* **YOUR GOAL**: From the listing below, pick out each line with the word "Burger".

Dataset items
==========

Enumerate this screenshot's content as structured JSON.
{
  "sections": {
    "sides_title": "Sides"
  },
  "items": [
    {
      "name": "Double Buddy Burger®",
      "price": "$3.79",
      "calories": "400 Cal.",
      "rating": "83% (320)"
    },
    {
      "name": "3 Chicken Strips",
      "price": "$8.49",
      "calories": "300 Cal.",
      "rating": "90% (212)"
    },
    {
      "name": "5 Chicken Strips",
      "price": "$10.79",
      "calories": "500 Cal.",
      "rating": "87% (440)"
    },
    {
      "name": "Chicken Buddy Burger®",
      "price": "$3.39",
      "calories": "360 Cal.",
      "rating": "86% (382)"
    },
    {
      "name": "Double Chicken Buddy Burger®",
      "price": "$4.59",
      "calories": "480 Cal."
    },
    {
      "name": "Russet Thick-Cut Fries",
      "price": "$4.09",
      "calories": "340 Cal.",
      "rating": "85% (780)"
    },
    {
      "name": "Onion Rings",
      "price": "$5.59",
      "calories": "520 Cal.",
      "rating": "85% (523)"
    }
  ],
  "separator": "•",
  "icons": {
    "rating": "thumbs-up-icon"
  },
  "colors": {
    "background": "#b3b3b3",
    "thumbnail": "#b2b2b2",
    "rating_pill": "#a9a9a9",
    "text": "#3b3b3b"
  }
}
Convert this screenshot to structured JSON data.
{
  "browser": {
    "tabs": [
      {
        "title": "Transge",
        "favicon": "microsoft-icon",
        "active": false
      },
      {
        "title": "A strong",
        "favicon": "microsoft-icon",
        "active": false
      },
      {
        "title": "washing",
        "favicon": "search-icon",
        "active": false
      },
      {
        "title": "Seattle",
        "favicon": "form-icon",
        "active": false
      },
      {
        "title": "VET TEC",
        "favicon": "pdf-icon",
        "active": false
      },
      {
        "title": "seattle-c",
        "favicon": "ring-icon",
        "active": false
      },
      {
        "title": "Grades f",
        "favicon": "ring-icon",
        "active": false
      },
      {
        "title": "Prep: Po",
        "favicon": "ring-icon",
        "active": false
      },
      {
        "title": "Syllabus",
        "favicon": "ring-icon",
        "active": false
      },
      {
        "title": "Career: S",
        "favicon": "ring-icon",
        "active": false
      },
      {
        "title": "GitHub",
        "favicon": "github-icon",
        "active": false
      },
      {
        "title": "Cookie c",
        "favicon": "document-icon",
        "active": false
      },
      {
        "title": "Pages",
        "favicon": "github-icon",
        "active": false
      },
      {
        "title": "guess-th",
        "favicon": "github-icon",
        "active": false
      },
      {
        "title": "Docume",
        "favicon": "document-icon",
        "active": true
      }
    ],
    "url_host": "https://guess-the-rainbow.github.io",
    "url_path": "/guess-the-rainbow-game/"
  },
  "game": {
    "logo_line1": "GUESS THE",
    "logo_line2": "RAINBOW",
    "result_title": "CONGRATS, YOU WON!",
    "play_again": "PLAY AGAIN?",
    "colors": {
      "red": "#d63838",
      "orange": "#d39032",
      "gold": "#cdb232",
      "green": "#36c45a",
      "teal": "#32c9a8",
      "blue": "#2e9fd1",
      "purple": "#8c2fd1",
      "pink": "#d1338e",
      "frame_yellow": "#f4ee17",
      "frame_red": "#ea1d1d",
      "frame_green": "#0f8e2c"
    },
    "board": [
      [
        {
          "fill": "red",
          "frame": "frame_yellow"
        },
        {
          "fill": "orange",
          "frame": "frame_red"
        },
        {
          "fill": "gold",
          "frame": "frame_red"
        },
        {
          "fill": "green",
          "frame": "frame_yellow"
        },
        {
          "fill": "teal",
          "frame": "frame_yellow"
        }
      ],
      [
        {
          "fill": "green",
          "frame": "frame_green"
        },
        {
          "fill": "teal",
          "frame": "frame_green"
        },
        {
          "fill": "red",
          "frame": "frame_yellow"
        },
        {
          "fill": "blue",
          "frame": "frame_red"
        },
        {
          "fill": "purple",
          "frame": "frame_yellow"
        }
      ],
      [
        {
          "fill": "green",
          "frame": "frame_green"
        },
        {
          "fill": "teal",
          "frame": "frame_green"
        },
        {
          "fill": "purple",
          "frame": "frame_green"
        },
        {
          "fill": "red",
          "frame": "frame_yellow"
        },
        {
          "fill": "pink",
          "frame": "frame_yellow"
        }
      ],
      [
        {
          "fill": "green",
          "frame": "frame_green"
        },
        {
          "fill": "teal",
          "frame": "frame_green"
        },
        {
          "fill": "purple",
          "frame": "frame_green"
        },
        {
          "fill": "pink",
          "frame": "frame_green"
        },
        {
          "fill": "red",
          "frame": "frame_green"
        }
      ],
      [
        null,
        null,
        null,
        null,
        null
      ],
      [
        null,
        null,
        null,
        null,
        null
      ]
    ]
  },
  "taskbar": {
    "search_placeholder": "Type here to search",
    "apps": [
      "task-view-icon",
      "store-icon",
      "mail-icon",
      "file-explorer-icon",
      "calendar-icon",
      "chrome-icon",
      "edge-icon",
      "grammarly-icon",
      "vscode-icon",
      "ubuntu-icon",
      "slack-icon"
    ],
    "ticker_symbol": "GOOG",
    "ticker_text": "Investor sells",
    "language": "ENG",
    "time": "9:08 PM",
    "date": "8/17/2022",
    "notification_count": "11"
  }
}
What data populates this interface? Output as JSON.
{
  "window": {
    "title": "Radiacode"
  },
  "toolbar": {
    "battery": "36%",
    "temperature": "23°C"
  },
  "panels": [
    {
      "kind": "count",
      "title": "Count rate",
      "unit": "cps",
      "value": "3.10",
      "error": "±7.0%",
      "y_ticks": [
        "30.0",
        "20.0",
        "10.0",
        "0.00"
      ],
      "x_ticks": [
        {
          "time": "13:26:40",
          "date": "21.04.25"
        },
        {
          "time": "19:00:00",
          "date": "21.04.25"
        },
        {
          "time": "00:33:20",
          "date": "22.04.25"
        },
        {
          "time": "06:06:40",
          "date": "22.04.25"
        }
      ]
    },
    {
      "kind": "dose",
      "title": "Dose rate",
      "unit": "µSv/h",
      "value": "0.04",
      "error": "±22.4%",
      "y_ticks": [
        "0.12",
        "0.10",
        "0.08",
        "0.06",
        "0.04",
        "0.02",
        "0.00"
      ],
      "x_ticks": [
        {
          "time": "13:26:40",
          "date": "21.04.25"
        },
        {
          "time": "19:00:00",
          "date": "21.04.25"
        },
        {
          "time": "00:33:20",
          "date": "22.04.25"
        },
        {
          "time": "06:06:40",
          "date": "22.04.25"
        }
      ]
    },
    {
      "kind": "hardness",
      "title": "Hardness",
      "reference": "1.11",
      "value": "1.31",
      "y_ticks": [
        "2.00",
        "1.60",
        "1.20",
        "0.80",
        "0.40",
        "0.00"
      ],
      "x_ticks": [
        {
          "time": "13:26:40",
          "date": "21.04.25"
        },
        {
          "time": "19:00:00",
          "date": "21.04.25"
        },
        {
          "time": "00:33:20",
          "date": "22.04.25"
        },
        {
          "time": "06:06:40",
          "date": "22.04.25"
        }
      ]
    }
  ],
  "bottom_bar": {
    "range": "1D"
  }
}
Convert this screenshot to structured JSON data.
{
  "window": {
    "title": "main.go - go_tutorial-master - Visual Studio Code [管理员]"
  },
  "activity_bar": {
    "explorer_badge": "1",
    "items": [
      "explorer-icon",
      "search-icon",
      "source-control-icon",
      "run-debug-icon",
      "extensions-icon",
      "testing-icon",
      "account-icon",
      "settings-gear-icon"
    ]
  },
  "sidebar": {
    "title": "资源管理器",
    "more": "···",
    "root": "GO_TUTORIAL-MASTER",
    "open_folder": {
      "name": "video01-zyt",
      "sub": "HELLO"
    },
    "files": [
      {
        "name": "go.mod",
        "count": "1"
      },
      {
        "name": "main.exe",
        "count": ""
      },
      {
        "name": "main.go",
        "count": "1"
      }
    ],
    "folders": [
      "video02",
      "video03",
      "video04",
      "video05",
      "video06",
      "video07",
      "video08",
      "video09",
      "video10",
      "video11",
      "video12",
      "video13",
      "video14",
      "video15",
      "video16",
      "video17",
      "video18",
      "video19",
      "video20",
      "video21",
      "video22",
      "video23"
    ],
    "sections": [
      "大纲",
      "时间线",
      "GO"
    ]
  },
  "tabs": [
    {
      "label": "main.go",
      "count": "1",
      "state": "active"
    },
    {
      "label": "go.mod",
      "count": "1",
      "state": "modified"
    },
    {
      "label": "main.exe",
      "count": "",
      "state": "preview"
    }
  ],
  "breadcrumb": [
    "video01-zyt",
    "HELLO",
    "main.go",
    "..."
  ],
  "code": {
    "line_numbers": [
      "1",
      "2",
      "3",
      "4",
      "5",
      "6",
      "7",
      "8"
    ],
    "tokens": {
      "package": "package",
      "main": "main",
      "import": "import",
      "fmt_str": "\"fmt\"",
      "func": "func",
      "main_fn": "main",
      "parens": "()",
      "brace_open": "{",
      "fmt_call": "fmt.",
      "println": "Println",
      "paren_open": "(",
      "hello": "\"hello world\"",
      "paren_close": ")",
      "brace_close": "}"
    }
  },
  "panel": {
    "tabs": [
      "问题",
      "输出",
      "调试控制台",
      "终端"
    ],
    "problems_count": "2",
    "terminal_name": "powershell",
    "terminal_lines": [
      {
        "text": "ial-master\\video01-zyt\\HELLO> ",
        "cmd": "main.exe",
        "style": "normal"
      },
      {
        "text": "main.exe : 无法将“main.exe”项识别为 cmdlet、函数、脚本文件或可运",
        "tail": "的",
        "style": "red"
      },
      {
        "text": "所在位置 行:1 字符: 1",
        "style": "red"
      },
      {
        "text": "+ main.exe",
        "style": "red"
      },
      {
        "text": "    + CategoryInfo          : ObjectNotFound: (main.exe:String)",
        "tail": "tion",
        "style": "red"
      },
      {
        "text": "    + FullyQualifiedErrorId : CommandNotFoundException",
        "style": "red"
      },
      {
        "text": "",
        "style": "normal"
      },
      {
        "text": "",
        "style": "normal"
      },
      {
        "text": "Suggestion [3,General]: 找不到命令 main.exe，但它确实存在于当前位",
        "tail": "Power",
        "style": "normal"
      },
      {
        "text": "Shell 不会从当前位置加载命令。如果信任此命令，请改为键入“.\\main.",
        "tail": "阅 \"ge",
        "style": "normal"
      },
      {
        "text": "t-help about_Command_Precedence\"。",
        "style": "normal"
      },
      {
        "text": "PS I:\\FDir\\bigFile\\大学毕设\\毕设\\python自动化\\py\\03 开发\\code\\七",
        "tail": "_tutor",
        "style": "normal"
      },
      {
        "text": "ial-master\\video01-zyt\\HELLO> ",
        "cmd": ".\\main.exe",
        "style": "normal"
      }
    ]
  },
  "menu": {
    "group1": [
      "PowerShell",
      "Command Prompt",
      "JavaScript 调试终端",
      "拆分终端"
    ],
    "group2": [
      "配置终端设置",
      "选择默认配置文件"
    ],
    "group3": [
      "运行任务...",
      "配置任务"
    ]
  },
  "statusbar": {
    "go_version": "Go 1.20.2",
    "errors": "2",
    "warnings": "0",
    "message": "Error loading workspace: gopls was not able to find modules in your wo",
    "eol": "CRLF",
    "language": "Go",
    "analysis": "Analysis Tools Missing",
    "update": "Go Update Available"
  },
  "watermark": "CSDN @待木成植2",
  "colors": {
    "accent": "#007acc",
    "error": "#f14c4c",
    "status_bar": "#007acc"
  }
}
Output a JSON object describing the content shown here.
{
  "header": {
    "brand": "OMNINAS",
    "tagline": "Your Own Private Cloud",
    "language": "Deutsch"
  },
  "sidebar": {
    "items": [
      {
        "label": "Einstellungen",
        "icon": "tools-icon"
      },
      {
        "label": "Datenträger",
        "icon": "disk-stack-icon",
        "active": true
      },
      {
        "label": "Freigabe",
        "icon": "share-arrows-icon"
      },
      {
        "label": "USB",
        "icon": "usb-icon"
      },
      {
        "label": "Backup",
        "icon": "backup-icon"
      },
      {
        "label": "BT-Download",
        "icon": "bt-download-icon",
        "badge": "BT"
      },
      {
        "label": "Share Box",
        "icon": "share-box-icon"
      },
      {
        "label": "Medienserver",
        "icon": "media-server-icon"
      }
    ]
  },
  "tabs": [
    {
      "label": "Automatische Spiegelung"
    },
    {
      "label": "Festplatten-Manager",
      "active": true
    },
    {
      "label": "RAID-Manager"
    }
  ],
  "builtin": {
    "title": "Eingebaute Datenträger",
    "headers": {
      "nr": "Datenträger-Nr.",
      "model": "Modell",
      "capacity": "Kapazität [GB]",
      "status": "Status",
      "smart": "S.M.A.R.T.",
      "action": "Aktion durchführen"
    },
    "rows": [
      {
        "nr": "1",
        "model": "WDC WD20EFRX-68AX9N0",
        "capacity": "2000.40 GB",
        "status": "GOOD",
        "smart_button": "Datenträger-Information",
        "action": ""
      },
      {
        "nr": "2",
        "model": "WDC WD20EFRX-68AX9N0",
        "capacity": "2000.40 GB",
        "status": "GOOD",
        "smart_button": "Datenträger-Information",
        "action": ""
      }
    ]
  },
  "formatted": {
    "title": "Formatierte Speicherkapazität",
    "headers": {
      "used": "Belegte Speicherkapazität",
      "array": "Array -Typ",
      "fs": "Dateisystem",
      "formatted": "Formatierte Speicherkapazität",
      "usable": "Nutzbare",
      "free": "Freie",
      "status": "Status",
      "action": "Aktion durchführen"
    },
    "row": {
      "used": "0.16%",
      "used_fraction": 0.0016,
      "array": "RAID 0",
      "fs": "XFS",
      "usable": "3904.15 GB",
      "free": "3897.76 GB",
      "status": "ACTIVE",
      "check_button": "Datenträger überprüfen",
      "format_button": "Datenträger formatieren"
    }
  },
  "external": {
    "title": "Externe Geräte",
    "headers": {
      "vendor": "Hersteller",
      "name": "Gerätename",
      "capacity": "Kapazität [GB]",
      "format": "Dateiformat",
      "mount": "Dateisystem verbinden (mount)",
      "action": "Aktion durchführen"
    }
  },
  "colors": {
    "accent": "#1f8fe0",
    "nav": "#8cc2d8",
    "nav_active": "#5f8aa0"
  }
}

==========

* **EXERCISE OUTPUT**:
      "name": "Double Buddy Burger®",
      "name": "Chicken Buddy Burger®",
      "name": "Double Chicken Buddy Burger®",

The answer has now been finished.